### Directions
Each line containing the word "using" must be collected.

### Raw data

/---

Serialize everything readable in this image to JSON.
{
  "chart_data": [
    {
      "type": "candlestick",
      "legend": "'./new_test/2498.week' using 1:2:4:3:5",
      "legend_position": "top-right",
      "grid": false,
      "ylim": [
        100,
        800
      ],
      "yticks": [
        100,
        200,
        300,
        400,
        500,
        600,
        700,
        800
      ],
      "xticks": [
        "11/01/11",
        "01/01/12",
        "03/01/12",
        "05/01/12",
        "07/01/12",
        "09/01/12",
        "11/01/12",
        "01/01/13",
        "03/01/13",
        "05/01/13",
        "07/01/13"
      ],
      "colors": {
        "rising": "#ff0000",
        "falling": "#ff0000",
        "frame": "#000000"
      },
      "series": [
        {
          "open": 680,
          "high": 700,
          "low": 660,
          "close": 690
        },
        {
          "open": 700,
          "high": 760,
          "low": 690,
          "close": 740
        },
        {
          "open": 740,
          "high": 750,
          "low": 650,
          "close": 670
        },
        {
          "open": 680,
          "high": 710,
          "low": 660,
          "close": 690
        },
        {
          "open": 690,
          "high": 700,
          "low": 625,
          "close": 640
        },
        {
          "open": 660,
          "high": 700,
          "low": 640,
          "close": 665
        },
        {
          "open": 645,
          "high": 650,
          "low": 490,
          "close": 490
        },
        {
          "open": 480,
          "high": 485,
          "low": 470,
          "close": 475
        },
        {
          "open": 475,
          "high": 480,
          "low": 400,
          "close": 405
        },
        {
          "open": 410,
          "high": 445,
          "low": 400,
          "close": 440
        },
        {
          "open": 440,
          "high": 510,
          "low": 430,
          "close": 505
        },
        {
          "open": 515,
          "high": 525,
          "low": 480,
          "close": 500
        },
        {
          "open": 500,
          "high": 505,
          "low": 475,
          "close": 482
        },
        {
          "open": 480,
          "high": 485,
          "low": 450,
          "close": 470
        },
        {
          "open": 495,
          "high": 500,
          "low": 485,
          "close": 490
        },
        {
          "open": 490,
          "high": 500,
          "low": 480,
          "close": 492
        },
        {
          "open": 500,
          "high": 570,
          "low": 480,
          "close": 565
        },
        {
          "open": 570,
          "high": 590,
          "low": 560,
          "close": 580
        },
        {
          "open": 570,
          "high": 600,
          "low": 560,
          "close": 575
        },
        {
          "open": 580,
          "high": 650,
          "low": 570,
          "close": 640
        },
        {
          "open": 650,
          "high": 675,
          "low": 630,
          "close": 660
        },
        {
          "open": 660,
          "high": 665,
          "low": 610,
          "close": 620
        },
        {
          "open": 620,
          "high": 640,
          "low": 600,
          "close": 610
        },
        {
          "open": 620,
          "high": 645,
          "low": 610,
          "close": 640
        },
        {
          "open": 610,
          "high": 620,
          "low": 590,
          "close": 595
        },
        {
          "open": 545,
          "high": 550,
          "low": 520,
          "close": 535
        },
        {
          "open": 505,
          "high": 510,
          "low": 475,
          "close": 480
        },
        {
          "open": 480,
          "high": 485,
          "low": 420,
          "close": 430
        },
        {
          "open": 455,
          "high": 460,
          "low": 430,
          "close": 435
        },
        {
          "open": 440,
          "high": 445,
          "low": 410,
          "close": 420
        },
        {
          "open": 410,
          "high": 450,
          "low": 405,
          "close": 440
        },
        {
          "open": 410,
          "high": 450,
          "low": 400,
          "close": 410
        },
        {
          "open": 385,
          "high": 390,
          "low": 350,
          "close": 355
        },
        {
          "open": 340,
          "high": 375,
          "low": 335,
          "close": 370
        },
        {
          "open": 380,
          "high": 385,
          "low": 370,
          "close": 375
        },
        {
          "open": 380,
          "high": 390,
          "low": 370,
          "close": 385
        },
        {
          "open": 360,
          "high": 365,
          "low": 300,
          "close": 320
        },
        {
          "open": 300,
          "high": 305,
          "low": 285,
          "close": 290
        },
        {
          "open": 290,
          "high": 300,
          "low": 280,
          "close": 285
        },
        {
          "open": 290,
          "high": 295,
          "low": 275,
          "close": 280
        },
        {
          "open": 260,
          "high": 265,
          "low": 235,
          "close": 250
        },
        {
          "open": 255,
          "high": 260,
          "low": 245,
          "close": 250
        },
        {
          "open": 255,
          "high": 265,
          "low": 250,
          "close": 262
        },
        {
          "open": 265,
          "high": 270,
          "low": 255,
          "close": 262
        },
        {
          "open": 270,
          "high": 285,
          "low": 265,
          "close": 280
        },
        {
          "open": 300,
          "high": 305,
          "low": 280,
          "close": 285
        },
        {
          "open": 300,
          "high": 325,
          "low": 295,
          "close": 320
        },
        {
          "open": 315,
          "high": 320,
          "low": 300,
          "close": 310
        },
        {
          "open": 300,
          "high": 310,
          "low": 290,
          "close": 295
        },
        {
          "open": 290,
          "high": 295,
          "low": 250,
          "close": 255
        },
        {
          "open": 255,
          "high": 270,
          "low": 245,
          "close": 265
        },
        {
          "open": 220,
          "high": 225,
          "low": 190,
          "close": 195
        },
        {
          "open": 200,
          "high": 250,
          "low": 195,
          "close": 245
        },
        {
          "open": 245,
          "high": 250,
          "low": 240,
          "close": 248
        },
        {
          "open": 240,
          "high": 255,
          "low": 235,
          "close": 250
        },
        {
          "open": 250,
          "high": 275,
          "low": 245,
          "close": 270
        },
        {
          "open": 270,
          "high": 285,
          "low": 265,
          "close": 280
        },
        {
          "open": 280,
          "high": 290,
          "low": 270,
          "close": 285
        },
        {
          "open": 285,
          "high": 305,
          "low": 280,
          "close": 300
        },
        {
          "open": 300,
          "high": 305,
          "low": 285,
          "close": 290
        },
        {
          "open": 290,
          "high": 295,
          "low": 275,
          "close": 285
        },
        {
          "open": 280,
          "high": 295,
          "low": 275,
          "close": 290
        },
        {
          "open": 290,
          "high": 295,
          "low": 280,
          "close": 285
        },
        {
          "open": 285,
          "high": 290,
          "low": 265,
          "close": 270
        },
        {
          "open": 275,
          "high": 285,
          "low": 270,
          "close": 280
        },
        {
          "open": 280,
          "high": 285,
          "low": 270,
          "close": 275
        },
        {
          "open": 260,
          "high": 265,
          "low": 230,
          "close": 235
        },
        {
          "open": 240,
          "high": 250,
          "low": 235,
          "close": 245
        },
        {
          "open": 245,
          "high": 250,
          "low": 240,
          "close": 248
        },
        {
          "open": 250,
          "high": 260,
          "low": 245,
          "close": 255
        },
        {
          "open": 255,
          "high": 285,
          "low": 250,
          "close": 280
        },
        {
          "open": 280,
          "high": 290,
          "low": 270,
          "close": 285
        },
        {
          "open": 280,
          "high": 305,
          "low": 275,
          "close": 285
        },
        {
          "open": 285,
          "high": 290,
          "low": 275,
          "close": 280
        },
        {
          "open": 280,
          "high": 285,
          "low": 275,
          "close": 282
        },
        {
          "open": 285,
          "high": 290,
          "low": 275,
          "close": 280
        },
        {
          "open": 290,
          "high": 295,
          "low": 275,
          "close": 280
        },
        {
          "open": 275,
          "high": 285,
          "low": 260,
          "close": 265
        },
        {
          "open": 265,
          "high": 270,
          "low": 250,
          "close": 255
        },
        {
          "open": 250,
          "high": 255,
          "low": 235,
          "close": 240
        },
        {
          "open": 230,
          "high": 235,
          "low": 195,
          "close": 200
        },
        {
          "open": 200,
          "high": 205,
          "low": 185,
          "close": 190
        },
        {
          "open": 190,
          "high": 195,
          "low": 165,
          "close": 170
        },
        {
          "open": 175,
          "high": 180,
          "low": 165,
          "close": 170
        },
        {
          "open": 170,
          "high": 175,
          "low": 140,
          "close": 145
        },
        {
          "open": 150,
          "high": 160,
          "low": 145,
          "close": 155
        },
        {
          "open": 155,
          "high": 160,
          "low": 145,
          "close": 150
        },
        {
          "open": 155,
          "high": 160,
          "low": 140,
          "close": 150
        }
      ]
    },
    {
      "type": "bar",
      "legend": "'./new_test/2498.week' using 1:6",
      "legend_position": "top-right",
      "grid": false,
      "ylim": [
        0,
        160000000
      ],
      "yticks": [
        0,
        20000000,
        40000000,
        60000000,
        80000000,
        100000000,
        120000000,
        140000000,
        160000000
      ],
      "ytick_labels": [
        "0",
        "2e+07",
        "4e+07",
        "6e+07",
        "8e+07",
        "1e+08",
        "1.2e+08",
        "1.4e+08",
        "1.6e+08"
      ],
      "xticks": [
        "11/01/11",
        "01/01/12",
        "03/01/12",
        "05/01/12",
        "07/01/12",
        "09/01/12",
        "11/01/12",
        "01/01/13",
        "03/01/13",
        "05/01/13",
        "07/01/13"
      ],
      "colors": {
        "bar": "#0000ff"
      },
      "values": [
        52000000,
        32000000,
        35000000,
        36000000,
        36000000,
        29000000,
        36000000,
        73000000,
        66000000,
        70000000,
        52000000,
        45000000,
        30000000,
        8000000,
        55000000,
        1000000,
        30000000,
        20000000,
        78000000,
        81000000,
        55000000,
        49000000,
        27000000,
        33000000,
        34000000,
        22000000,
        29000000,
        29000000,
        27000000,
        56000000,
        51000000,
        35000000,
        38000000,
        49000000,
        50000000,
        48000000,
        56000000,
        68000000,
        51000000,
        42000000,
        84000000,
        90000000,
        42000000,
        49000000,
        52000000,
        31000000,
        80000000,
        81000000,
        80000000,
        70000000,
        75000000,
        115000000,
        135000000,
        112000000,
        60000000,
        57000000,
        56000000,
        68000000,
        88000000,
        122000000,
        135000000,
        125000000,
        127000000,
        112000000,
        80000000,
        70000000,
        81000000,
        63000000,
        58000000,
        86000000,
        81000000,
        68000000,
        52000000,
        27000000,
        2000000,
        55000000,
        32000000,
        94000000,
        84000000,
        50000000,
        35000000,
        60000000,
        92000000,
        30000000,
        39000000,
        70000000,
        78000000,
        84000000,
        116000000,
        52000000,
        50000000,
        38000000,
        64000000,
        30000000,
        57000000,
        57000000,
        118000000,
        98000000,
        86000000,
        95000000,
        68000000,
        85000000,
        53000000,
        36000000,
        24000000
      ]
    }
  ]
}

\---

### Result of this task
      "legend": "'./new_test/2498.week' using 1:2:4:3:5",
      "legend": "'./new_test/2498.week' using 1:6",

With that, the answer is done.